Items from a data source
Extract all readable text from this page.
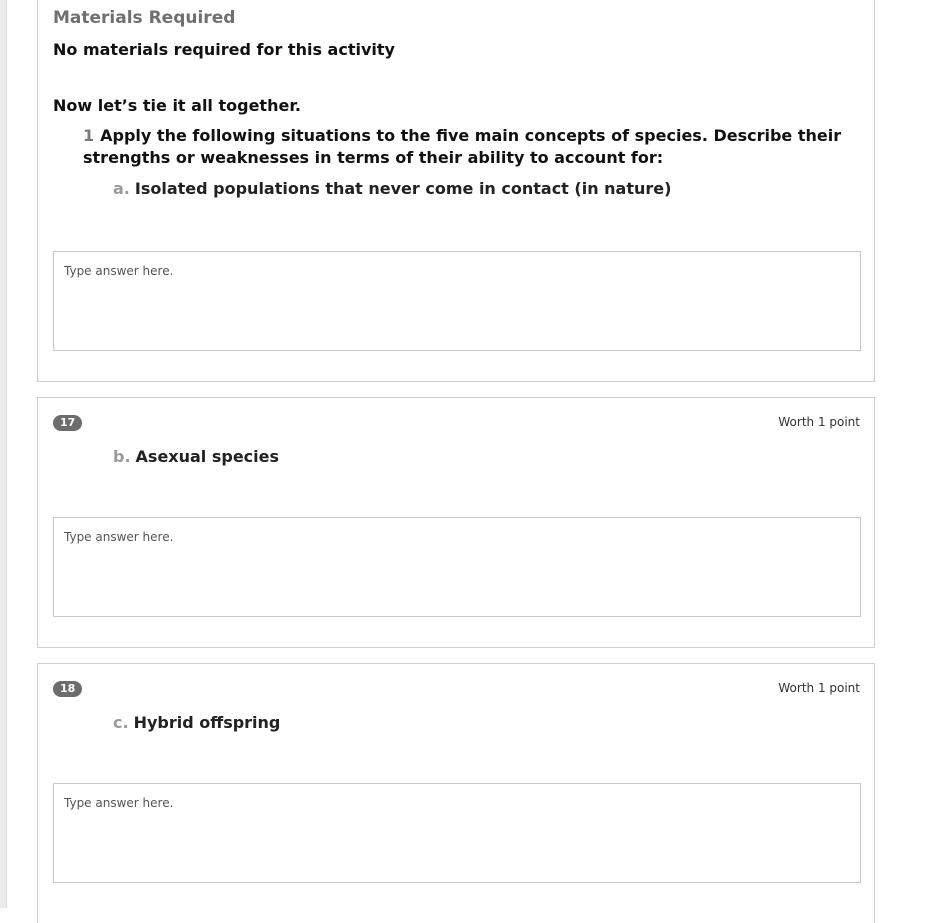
Materials Required
No materials required for this activity
Now let’s tie it all together.
1 Apply the following situations to the five main concepts of species. Describe their strengths or weaknesses in terms of their ability to account for:
a. Isolated populations that never come in contact (in nature)
Type answer here.
17	Worth 1 point
b. Asexual species
Type answer here.
18	Worth 1 point
c. Hybrid offspring
Type answer here.
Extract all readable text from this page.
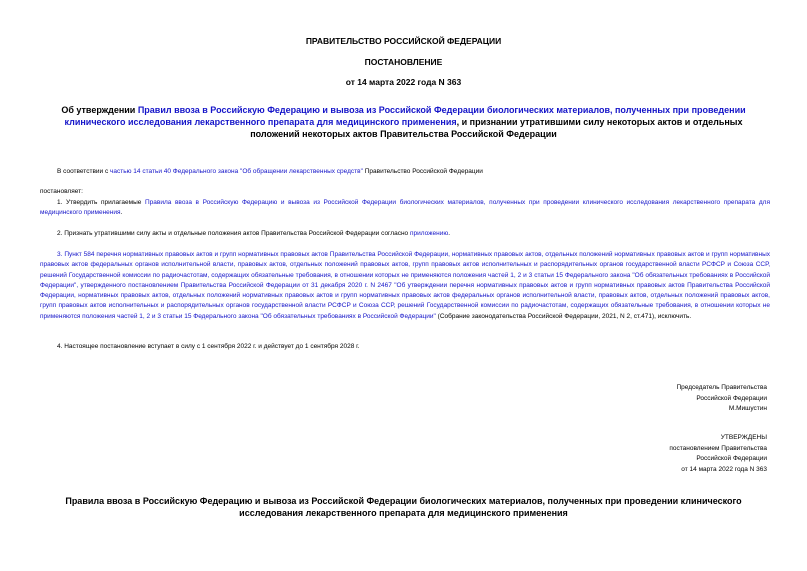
ПРАВИТЕЛЬСТВО РОССИЙСКОЙ ФЕДЕРАЦИИ
ПОСТАНОВЛЕНИЕ
от 14 марта 2022 года N 363
Об утверждении Правил ввоза в Российскую Федерацию и вывоза из Российской Федерации биологических материалов, полученных при проведении клинического исследования лекарственного препарата для медицинского применения, и признании утратившими силу некоторых актов и отдельных положений некоторых актов Правительства Российской Федерации
В соответствии с частью 14 статьи 40 Федерального закона "Об обращении лекарственных средств" Правительство Российской Федерации
постановляет:
1. Утвердить прилагаемые Правила ввоза в Российскую Федерацию и вывоза из Российской Федерации биологических материалов, полученных при проведении клинического исследования лекарственного препарата для медицинского применения.
2. Признать утратившими силу акты и отдельные положения актов Правительства Российской Федерации согласно приложению.
3. Пункт 584 перечня нормативных правовых актов и групп нормативных правовых актов Правительства Российской Федерации, нормативных правовых актов, отдельных положений нормативных правовых актов и групп нормативных правовых актов федеральных органов исполнительной власти, правовых актов, отдельных положений правовых актов, групп правовых актов исполнительных и распорядительных органов государственной власти РСФСР и Союза ССР, решений Государственной комиссии по радиочастотам, содержащих обязательные требования, в отношении которых не применяются положения частей 1, 2 и 3 статьи 15 Федерального закона "Об обязательных требованиях в Российской Федерации", утвержденного постановлением Правительства Российской Федерации от 31 декабря 2020 г. N 2467 "Об утверждении перечня нормативных правовых актов и групп нормативных правовых актов Правительства Российской Федерации, нормативных правовых актов, отдельных положений нормативных правовых актов и групп нормативных правовых актов федеральных органов исполнительной власти, правовых актов, отдельных положений правовых актов, групп правовых актов исполнительных и распорядительных органов государственной власти РСФСР и Союза ССР, решений Государственной комиссии по радиочастотам, содержащих обязательные требования, в отношении которых не применяются положения частей 1, 2 и 3 статьи 15 Федерального закона "Об обязательных требованиях в Российской Федерации" (Собрание законодательства Российской Федерации, 2021, N 2, ст.471), исключить.
4. Настоящее постановление вступает в силу с 1 сентября 2022 г. и действует до 1 сентября 2028 г.
Председатель Правительства
Российской Федерации
М.Мишустин
УТВЕРЖДЕНЫ
постановлением Правительства
Российской Федерации
от 14 марта 2022 года N 363
Правила ввоза в Российскую Федерацию и вывоза из Российской Федерации биологических материалов, полученных при проведении клинического исследования лекарственного препарата для медицинского применения
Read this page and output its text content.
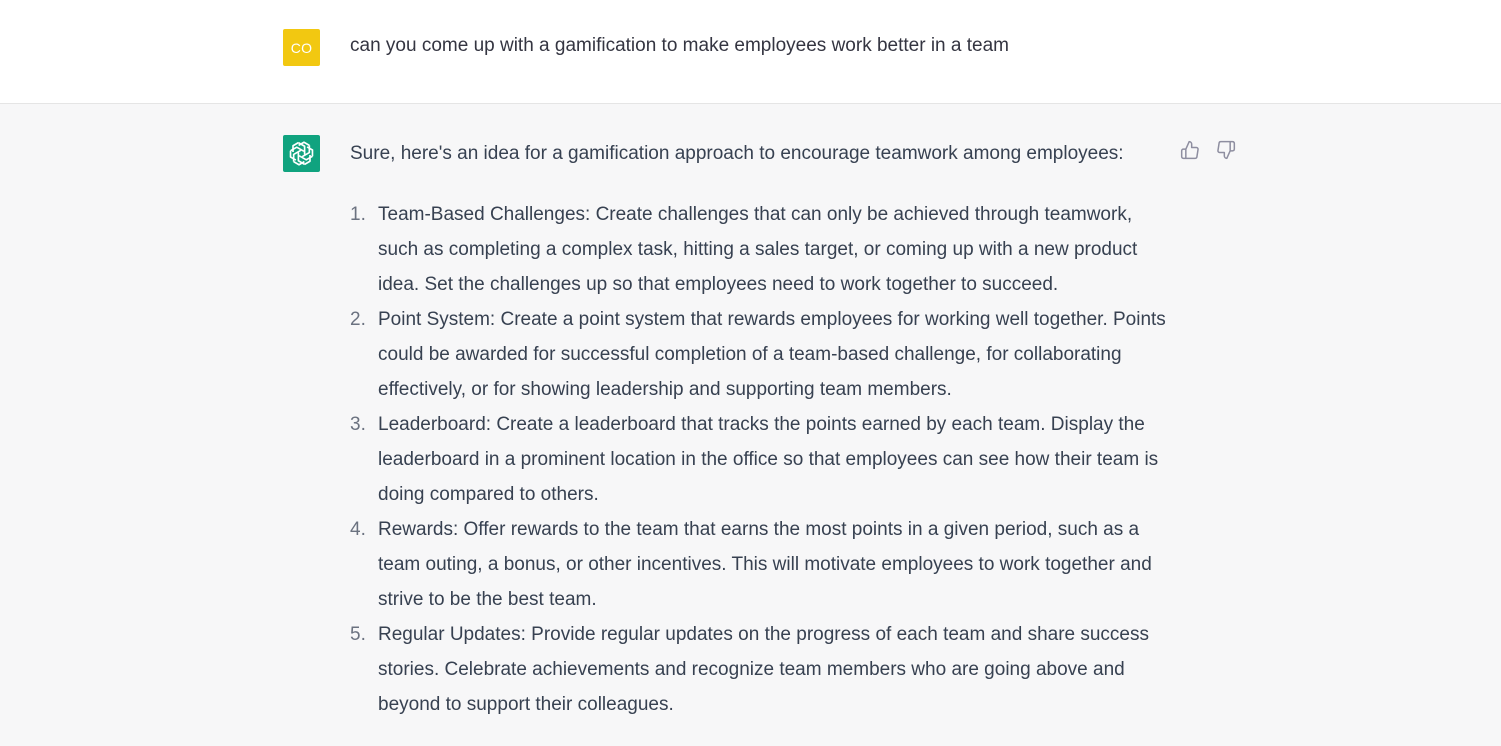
CO	can you come up with a gamification to make employees work better in a team
Sure, here's an idea for a gamification approach to encourage teamwork among employees:
1. Team-Based Challenges: Create challenges that can only be achieved through teamwork, such as completing a complex task, hitting a sales target, or coming up with a new product idea. Set the challenges up so that employees need to work together to succeed.
2. Point System: Create a point system that rewards employees for working well together. Points could be awarded for successful completion of a team-based challenge, for collaborating effectively, or for showing leadership and supporting team members.
3. Leaderboard: Create a leaderboard that tracks the points earned by each team. Display the leaderboard in a prominent location in the office so that employees can see how their team is doing compared to others.
4. Rewards: Offer rewards to the team that earns the most points in a given period, such as a team outing, a bonus, or other incentives. This will motivate employees to work together and strive to be the best team.
5. Regular Updates: Provide regular updates on the progress of each team and share success stories. Celebrate achievements and recognize team members who are going above and beyond to support their colleagues.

### Exercise description
Locate each line with the word "вывоза" and copy it.

### Solution to the problem
Об утверждении Правил ввоза в Российскую Федерацию и вывоза из Российской Федерации биологических материалов, полученных при проведении клинического исследования лекарственного препарата для медицинского применения, и признании утратившими силу некоторых актов и отдельных положений некоторых актов Правительства Российской Федерации
1. Утвердить прилагаемые Правила ввоза в Российскую Федерацию и вывоза из Российской Федерации биологических материалов, полученных при проведении клинического исследования лекарственного препарата для медицинского применения.
Правила ввоза в Российскую Федерацию и вывоза из Российской Федерации биологических материалов, полученных при проведении клинического исследования лекарственного препарата для медицинского применения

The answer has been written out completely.